TASK INSTRUCTIONS — Which lines contain the string "Software"? Please list every one of them.

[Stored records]
○ ○ ○ ○ ○

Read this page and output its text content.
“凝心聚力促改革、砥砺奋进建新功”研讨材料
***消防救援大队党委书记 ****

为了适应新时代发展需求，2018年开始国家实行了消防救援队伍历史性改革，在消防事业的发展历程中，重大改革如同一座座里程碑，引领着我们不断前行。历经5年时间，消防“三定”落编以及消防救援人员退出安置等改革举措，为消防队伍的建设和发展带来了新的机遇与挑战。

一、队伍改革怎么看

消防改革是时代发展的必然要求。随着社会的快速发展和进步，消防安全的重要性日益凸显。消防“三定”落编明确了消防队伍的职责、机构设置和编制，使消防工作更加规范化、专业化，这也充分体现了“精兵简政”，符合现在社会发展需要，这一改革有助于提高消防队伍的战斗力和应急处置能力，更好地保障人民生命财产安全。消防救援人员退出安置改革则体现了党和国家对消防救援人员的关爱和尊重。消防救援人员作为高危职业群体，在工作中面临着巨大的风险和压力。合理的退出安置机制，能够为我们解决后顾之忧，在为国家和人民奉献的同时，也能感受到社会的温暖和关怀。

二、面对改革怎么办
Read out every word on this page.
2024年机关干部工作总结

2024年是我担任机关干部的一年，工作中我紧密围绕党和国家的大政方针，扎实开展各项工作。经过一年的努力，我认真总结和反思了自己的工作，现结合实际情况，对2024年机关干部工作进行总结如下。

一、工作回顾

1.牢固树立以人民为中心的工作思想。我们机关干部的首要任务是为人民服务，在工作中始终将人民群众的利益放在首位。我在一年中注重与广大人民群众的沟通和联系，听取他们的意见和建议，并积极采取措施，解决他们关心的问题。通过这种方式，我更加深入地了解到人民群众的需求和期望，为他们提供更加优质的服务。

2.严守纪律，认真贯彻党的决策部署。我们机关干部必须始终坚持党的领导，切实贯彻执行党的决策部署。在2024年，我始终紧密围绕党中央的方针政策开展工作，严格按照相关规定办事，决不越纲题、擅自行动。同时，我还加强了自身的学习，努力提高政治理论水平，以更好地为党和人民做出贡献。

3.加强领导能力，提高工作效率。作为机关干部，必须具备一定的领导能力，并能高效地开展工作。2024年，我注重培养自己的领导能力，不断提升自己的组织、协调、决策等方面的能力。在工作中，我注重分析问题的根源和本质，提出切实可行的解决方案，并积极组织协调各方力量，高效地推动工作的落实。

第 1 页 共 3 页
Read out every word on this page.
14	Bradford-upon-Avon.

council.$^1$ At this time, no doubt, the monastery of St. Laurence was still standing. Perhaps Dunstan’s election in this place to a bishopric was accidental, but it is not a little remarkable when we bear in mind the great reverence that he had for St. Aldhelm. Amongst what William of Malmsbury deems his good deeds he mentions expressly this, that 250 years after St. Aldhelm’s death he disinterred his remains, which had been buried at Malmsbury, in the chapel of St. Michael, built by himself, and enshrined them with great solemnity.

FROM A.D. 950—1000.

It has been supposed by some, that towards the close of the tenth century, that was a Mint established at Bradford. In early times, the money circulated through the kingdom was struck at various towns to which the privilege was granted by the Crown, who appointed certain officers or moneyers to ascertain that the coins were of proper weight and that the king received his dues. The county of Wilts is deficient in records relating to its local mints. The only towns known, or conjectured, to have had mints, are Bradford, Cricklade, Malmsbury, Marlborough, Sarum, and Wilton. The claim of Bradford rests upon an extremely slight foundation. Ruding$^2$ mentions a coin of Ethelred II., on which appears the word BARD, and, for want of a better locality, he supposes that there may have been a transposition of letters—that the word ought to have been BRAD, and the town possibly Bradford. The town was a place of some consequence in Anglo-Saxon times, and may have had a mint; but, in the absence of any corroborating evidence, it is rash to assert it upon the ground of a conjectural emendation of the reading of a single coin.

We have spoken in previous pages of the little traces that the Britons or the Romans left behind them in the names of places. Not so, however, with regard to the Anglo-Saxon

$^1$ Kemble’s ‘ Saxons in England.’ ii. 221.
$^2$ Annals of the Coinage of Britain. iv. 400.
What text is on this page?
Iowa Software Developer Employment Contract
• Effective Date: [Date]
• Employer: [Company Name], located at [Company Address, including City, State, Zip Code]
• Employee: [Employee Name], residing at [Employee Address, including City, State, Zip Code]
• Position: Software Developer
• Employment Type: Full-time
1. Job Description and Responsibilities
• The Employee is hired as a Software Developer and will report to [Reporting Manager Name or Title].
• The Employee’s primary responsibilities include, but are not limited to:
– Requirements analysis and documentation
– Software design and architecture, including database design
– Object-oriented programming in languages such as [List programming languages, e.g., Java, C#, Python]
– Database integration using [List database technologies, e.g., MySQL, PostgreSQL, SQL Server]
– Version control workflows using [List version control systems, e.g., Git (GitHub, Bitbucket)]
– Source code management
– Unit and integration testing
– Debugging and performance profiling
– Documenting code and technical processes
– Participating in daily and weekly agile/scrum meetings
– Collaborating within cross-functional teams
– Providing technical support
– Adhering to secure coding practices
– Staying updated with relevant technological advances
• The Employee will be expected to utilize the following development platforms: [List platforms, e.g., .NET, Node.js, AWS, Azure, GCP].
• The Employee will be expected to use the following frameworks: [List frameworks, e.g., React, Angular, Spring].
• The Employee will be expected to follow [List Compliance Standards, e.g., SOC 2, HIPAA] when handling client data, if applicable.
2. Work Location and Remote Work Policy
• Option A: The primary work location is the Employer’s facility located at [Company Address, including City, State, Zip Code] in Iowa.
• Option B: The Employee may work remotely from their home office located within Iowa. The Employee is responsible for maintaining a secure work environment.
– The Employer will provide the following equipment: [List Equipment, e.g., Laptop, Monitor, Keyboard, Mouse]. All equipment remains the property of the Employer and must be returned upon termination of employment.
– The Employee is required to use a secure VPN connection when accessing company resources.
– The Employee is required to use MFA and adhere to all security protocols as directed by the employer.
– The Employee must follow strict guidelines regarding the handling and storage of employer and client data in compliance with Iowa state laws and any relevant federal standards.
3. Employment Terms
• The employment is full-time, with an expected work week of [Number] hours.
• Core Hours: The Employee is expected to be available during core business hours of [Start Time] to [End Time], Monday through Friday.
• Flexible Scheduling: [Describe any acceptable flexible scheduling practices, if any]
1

○ ○ ○ ○ ○

RESPONSE —
Iowa Software Developer Employment Contract
• Position: Software Developer
• The Employee is hired as a Software Developer and will report to [Reporting Manager Name or Title].
– Software design and architecture, including database design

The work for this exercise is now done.